* Your objective *
Repeat the listing below word for word, keeping every line in its original order.

* Input for this task *
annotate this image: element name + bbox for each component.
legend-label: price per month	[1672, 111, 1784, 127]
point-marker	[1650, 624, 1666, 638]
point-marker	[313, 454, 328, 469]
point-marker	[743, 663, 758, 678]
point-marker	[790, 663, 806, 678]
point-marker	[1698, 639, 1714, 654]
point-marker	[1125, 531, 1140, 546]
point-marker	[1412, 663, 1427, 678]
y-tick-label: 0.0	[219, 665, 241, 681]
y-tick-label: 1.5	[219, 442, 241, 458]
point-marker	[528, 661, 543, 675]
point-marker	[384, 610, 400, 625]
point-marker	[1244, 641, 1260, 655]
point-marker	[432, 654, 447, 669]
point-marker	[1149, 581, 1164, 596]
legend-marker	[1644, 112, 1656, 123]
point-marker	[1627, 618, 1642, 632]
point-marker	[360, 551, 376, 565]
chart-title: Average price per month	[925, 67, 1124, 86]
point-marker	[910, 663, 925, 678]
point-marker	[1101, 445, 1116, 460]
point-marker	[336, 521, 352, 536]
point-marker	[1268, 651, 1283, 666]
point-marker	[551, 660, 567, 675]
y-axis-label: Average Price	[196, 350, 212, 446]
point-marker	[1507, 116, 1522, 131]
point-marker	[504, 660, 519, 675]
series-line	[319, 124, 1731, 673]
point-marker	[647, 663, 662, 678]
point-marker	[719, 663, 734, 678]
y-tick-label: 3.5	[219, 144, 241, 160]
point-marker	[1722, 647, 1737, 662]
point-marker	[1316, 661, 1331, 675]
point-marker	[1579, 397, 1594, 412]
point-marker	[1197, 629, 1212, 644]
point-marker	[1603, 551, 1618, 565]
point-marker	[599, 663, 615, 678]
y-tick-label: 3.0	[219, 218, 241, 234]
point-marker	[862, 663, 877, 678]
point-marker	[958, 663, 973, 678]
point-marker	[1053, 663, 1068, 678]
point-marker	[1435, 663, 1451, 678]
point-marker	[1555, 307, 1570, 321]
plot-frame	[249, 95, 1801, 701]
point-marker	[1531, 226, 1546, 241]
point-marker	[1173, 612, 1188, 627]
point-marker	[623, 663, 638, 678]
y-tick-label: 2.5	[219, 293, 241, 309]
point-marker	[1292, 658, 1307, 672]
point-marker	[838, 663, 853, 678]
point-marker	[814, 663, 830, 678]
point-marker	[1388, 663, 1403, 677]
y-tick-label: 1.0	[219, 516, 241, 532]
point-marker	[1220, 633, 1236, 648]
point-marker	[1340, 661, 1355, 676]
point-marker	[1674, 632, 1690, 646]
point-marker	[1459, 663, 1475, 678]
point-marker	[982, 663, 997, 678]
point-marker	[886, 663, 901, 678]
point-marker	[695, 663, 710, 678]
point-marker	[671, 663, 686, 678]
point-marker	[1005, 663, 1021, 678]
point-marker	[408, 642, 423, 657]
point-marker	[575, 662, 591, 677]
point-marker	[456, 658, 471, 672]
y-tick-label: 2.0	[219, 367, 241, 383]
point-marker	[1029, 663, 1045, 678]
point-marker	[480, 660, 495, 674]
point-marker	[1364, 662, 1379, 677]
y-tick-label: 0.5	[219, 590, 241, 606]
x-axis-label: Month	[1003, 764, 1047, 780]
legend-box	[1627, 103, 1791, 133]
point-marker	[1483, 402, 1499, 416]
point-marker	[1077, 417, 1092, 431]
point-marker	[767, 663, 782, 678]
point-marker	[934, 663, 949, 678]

* Written response *
annotate this image: element name + bbox for each component.
legend-label: price per month	[1672, 111, 1784, 127]
point-marker	[1650, 624, 1666, 638]
point-marker	[313, 454, 328, 469]
point-marker	[743, 663, 758, 678]
point-marker	[790, 663, 806, 678]
point-marker	[1698, 639, 1714, 654]
point-marker	[1125, 531, 1140, 546]
point-marker	[1412, 663, 1427, 678]
y-tick-label: 0.0	[219, 665, 241, 681]
y-tick-label: 1.5	[219, 442, 241, 458]
point-marker	[528, 661, 543, 675]
point-marker	[384, 610, 400, 625]
point-marker	[1244, 641, 1260, 655]
point-marker	[432, 654, 447, 669]
point-marker	[1149, 581, 1164, 596]
legend-marker	[1644, 112, 1656, 123]
point-marker	[1627, 618, 1642, 632]
point-marker	[360, 551, 376, 565]
chart-title: Average price per month	[925, 67, 1124, 86]
point-marker	[910, 663, 925, 678]
point-marker	[1101, 445, 1116, 460]
point-marker	[336, 521, 352, 536]
point-marker	[1268, 651, 1283, 666]
point-marker	[551, 660, 567, 675]
y-axis-label: Average Price	[196, 350, 212, 446]
point-marker	[1507, 116, 1522, 131]
point-marker	[504, 660, 519, 675]
series-line	[319, 124, 1731, 673]
point-marker	[647, 663, 662, 678]
point-marker	[719, 663, 734, 678]
y-tick-label: 3.5	[219, 144, 241, 160]
point-marker	[1722, 647, 1737, 662]
point-marker	[1316, 661, 1331, 675]
point-marker	[1579, 397, 1594, 412]
point-marker	[1197, 629, 1212, 644]
point-marker	[1603, 551, 1618, 565]
point-marker	[599, 663, 615, 678]
y-tick-label: 3.0	[219, 218, 241, 234]
point-marker	[862, 663, 877, 678]
point-marker	[958, 663, 973, 678]
point-marker	[1053, 663, 1068, 678]
point-marker	[1435, 663, 1451, 678]
point-marker	[1555, 307, 1570, 321]
plot-frame	[249, 95, 1801, 701]
point-marker	[1531, 226, 1546, 241]
point-marker	[1173, 612, 1188, 627]
point-marker	[623, 663, 638, 678]
y-tick-label: 2.5	[219, 293, 241, 309]
point-marker	[1292, 658, 1307, 672]
point-marker	[838, 663, 853, 678]
point-marker	[814, 663, 830, 678]
point-marker	[1388, 663, 1403, 677]
y-tick-label: 1.0	[219, 516, 241, 532]
point-marker	[1220, 633, 1236, 648]
point-marker	[1340, 661, 1355, 676]
point-marker	[1674, 632, 1690, 646]
point-marker	[1459, 663, 1475, 678]
point-marker	[982, 663, 997, 678]
point-marker	[886, 663, 901, 678]
point-marker	[695, 663, 710, 678]
point-marker	[671, 663, 686, 678]
point-marker	[1005, 663, 1021, 678]
point-marker	[408, 642, 423, 657]
point-marker	[575, 662, 591, 677]
point-marker	[456, 658, 471, 672]
y-tick-label: 2.0	[219, 367, 241, 383]
point-marker	[1029, 663, 1045, 678]
point-marker	[480, 660, 495, 674]
point-marker	[1364, 662, 1379, 677]
y-tick-label: 0.5	[219, 590, 241, 606]
x-axis-label: Month	[1003, 764, 1047, 780]
legend-box	[1627, 103, 1791, 133]
point-marker	[1483, 402, 1499, 416]
point-marker	[1077, 417, 1092, 431]
point-marker	[767, 663, 782, 678]
point-marker	[934, 663, 949, 678]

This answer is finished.